** start Entries shown **

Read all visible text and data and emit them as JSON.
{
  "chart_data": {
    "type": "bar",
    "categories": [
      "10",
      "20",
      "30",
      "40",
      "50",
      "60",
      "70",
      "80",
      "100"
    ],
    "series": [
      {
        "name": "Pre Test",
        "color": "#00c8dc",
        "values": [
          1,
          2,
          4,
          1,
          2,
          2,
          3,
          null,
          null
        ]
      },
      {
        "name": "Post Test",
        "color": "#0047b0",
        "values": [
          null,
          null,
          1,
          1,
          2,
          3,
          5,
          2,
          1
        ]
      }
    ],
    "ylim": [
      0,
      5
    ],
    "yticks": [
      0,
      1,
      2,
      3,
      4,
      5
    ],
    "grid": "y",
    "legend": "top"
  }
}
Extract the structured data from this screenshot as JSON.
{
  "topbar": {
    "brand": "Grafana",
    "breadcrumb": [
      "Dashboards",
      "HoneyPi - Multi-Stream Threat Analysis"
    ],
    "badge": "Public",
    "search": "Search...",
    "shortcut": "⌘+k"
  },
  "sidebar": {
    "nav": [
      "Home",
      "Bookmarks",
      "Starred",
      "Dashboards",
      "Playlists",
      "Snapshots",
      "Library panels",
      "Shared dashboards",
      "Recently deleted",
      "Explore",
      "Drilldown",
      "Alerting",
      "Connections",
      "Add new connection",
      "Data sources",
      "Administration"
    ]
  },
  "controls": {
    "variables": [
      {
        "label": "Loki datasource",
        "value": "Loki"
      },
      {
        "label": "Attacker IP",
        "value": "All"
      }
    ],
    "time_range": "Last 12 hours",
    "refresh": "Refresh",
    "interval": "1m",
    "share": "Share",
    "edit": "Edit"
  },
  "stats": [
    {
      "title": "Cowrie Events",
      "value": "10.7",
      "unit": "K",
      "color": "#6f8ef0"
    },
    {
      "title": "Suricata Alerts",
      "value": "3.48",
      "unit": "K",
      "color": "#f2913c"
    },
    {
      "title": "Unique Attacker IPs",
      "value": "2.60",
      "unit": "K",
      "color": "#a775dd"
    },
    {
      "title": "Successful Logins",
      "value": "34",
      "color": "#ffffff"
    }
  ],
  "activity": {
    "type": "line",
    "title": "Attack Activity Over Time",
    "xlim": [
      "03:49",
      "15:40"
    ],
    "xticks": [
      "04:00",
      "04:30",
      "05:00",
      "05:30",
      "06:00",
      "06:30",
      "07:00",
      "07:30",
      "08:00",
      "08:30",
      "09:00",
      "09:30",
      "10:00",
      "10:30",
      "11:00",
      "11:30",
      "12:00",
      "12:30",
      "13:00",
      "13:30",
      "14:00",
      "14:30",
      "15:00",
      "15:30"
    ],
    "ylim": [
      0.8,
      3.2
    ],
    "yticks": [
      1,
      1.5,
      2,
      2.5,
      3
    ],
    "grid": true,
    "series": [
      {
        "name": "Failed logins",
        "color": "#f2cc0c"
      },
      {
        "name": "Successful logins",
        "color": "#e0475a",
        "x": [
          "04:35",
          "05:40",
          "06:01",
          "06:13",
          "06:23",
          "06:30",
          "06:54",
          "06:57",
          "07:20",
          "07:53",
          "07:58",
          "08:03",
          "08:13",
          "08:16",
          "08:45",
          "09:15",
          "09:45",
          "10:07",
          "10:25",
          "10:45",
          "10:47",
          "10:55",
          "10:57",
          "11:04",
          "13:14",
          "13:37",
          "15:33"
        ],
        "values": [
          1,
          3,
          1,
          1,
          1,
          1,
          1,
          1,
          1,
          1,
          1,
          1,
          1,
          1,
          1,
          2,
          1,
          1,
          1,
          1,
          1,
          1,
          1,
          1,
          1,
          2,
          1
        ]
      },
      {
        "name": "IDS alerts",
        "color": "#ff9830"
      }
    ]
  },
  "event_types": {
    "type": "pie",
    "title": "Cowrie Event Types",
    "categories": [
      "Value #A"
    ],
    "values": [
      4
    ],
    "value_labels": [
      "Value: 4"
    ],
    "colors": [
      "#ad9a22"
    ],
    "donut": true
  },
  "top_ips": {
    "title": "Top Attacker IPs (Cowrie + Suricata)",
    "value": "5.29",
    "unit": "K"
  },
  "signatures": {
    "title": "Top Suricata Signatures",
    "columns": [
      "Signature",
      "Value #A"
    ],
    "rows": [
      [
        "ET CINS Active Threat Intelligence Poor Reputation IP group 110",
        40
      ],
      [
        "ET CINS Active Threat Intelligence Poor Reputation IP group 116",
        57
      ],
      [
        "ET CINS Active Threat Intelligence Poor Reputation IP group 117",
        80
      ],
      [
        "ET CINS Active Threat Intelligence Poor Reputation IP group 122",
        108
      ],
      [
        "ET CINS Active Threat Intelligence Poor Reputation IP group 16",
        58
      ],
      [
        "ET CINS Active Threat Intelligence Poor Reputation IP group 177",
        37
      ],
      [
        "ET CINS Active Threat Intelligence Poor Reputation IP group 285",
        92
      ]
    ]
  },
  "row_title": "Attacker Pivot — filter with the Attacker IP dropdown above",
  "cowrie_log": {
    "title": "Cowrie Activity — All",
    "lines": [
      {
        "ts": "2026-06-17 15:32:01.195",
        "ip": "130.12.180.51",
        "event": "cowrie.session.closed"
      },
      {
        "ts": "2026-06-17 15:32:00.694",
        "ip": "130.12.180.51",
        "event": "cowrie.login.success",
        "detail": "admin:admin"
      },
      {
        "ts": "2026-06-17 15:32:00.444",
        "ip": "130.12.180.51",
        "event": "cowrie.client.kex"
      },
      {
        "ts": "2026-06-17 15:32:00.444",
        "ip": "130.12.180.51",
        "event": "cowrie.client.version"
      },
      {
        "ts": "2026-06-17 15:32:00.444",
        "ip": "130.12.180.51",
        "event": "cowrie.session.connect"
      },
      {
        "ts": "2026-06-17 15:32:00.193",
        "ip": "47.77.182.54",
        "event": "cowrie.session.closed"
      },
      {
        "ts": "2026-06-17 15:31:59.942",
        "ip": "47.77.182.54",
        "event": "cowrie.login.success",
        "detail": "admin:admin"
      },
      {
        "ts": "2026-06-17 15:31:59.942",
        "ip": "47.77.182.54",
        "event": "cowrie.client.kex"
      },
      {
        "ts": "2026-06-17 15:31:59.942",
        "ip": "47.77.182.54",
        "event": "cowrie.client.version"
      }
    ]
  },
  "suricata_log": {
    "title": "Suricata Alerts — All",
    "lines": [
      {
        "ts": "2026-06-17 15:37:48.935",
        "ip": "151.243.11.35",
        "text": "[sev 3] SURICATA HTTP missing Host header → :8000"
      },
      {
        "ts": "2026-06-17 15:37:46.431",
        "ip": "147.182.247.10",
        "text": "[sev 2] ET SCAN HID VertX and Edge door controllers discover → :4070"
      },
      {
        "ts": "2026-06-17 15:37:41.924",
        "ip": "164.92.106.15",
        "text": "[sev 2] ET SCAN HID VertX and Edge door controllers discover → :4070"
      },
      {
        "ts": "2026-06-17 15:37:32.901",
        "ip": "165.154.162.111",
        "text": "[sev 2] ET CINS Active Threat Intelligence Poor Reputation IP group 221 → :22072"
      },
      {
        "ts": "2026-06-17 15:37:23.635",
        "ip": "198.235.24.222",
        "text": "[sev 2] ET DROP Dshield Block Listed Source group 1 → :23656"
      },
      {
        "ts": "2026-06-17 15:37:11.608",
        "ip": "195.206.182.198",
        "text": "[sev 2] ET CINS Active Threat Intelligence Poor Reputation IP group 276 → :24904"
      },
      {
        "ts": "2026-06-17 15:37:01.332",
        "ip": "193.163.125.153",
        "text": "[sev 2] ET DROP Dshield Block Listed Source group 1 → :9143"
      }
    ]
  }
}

** end Entries shown **

## Task directions
Each record above should be restated word for word.

## Correct response
Read all visible text and data and emit them as JSON.
{
  "chart_data": {
    "type": "bar",
    "categories": [
      "10",
      "20",
      "30",
      "40",
      "50",
      "60",
      "70",
      "80",
      "100"
    ],
    "series": [
      {
        "name": "Pre Test",
        "color": "#00c8dc",
        "values": [
          1,
          2,
          4,
          1,
          2,
          2,
          3,
          null,
          null
        ]
      },
      {
        "name": "Post Test",
        "color": "#0047b0",
        "values": [
          null,
          null,
          1,
          1,
          2,
          3,
          5,
          2,
          1
        ]
      }
    ],
    "ylim": [
      0,
      5
    ],
    "yticks": [
      0,
      1,
      2,
      3,
      4,
      5
    ],
    "grid": "y",
    "legend": "top"
  }
}
Extract the structured data from this screenshot as JSON.
{
  "topbar": {
    "brand": "Grafana",
    "breadcrumb": [
      "Dashboards",
      "HoneyPi - Multi-Stream Threat Analysis"
    ],
    "badge": "Public",
    "search": "Search...",
    "shortcut": "⌘+k"
  },
  "sidebar": {
    "nav": [
      "Home",
      "Bookmarks",
      "Starred",
      "Dashboards",
      "Playlists",
      "Snapshots",
      "Library panels",
      "Shared dashboards",
      "Recently deleted",
      "Explore",
      "Drilldown",
      "Alerting",
      "Connections",
      "Add new connection",
      "Data sources",
      "Administration"
    ]
  },
  "controls": {
    "variables": [
      {
        "label": "Loki datasource",
        "value": "Loki"
      },
      {
        "label": "Attacker IP",
        "value": "All"
      }
    ],
    "time_range": "Last 12 hours",
    "refresh": "Refresh",
    "interval": "1m",
    "share": "Share",
    "edit": "Edit"
  },
  "stats": [
    {
      "title": "Cowrie Events",
      "value": "10.7",
      "unit": "K",
      "color": "#6f8ef0"
    },
    {
      "title": "Suricata Alerts",
      "value": "3.48",
      "unit": "K",
      "color": "#f2913c"
    },
    {
      "title": "Unique Attacker IPs",
      "value": "2.60",
      "unit": "K",
      "color": "#a775dd"
    },
    {
      "title": "Successful Logins",
      "value": "34",
      "color": "#ffffff"
    }
  ],
  "activity": {
    "type": "line",
    "title": "Attack Activity Over Time",
    "xlim": [
      "03:49",
      "15:40"
    ],
    "xticks": [
      "04:00",
      "04:30",
      "05:00",
      "05:30",
      "06:00",
      "06:30",
      "07:00",
      "07:30",
      "08:00",
      "08:30",
      "09:00",
      "09:30",
      "10:00",
      "10:30",
      "11:00",
      "11:30",
      "12:00",
      "12:30",
      "13:00",
      "13:30",
      "14:00",
      "14:30",
      "15:00",
      "15:30"
    ],
    "ylim": [
      0.8,
      3.2
    ],
    "yticks": [
      1,
      1.5,
      2,
      2.5,
      3
    ],
    "grid": true,
    "series": [
      {
        "name": "Failed logins",
        "color": "#f2cc0c"
      },
      {
        "name": "Successful logins",
        "color": "#e0475a",
        "x": [
          "04:35",
          "05:40",
          "06:01",
          "06:13",
          "06:23",
          "06:30",
          "06:54",
          "06:57",
          "07:20",
          "07:53",
          "07:58",
          "08:03",
          "08:13",
          "08:16",
          "08:45",
          "09:15",
          "09:45",
          "10:07",
          "10:25",
          "10:45",
          "10:47",
          "10:55",
          "10:57",
          "11:04",
          "13:14",
          "13:37",
          "15:33"
        ],
        "values": [
          1,
          3,
          1,
          1,
          1,
          1,
          1,
          1,
          1,
          1,
          1,
          1,
          1,
          1,
          1,
          2,
          1,
          1,
          1,
          1,
          1,
          1,
          1,
          1,
          1,
          2,
          1
        ]
      },
      {
        "name": "IDS alerts",
        "color": "#ff9830"
      }
    ]
  },
  "event_types": {
    "type": "pie",
    "title": "Cowrie Event Types",
    "categories": [
      "Value #A"
    ],
    "values": [
      4
    ],
    "value_labels": [
      "Value: 4"
    ],
    "colors": [
      "#ad9a22"
    ],
    "donut": true
  },
  "top_ips": {
    "title": "Top Attacker IPs (Cowrie + Suricata)",
    "value": "5.29",
    "unit": "K"
  },
  "signatures": {
    "title": "Top Suricata Signatures",
    "columns": [
      "Signature",
      "Value #A"
    ],
    "rows": [
      [
        "ET CINS Active Threat Intelligence Poor Reputation IP group 110",
        40
      ],
      [
        "ET CINS Active Threat Intelligence Poor Reputation IP group 116",
        57
      ],
      [
        "ET CINS Active Threat Intelligence Poor Reputation IP group 117",
        80
      ],
      [
        "ET CINS Active Threat Intelligence Poor Reputation IP group 122",
        108
      ],
      [
        "ET CINS Active Threat Intelligence Poor Reputation IP group 16",
        58
      ],
      [
        "ET CINS Active Threat Intelligence Poor Reputation IP group 177",
        37
      ],
      [
        "ET CINS Active Threat Intelligence Poor Reputation IP group 285",
        92
      ]
    ]
  },
  "row_title": "Attacker Pivot — filter with the Attacker IP dropdown above",
  "cowrie_log": {
    "title": "Cowrie Activity — All",
    "lines": [
      {
        "ts": "2026-06-17 15:32:01.195",
        "ip": "130.12.180.51",
        "event": "cowrie.session.closed"
      },
      {
        "ts": "2026-06-17 15:32:00.694",
        "ip": "130.12.180.51",
        "event": "cowrie.login.success",
        "detail": "admin:admin"
      },
      {
        "ts": "2026-06-17 15:32:00.444",
        "ip": "130.12.180.51",
        "event": "cowrie.client.kex"
      },
      {
        "ts": "2026-06-17 15:32:00.444",
        "ip": "130.12.180.51",
        "event": "cowrie.client.version"
      },
      {
        "ts": "2026-06-17 15:32:00.444",
        "ip": "130.12.180.51",
        "event": "cowrie.session.connect"
      },
      {
        "ts": "2026-06-17 15:32:00.193",
        "ip": "47.77.182.54",
        "event": "cowrie.session.closed"
      },
      {
        "ts": "2026-06-17 15:31:59.942",
        "ip": "47.77.182.54",
        "event": "cowrie.login.success",
        "detail": "admin:admin"
      },
      {
        "ts": "2026-06-17 15:31:59.942",
        "ip": "47.77.182.54",
        "event": "cowrie.client.kex"
      },
      {
        "ts": "2026-06-17 15:31:59.942",
        "ip": "47.77.182.54",
        "event": "cowrie.client.version"
      }
    ]
  },
  "suricata_log": {
    "title": "Suricata Alerts — All",
    "lines": [
      {
        "ts": "2026-06-17 15:37:48.935",
        "ip": "151.243.11.35",
        "text": "[sev 3] SURICATA HTTP missing Host header → :8000"
      },
      {
        "ts": "2026-06-17 15:37:46.431",
        "ip": "147.182.247.10",
        "text": "[sev 2] ET SCAN HID VertX and Edge door controllers discover → :4070"
      },
      {
        "ts": "2026-06-17 15:37:41.924",
        "ip": "164.92.106.15",
        "text": "[sev 2] ET SCAN HID VertX and Edge door controllers discover → :4070"
      },
      {
        "ts": "2026-06-17 15:37:32.901",
        "ip": "165.154.162.111",
        "text": "[sev 2] ET CINS Active Threat Intelligence Poor Reputation IP group 221 → :22072"
      },
      {
        "ts": "2026-06-17 15:37:23.635",
        "ip": "198.235.24.222",
        "text": "[sev 2] ET DROP Dshield Block Listed Source group 1 → :23656"
      },
      {
        "ts": "2026-06-17 15:37:11.608",
        "ip": "195.206.182.198",
        "text": "[sev 2] ET CINS Active Threat Intelligence Poor Reputation IP group 276 → :24904"
      },
      {
        "ts": "2026-06-17 15:37:01.332",
        "ip": "193.163.125.153",
        "text": "[sev 2] ET DROP Dshield Block Listed Source group 1 → :9143"
      }
    ]
  }
}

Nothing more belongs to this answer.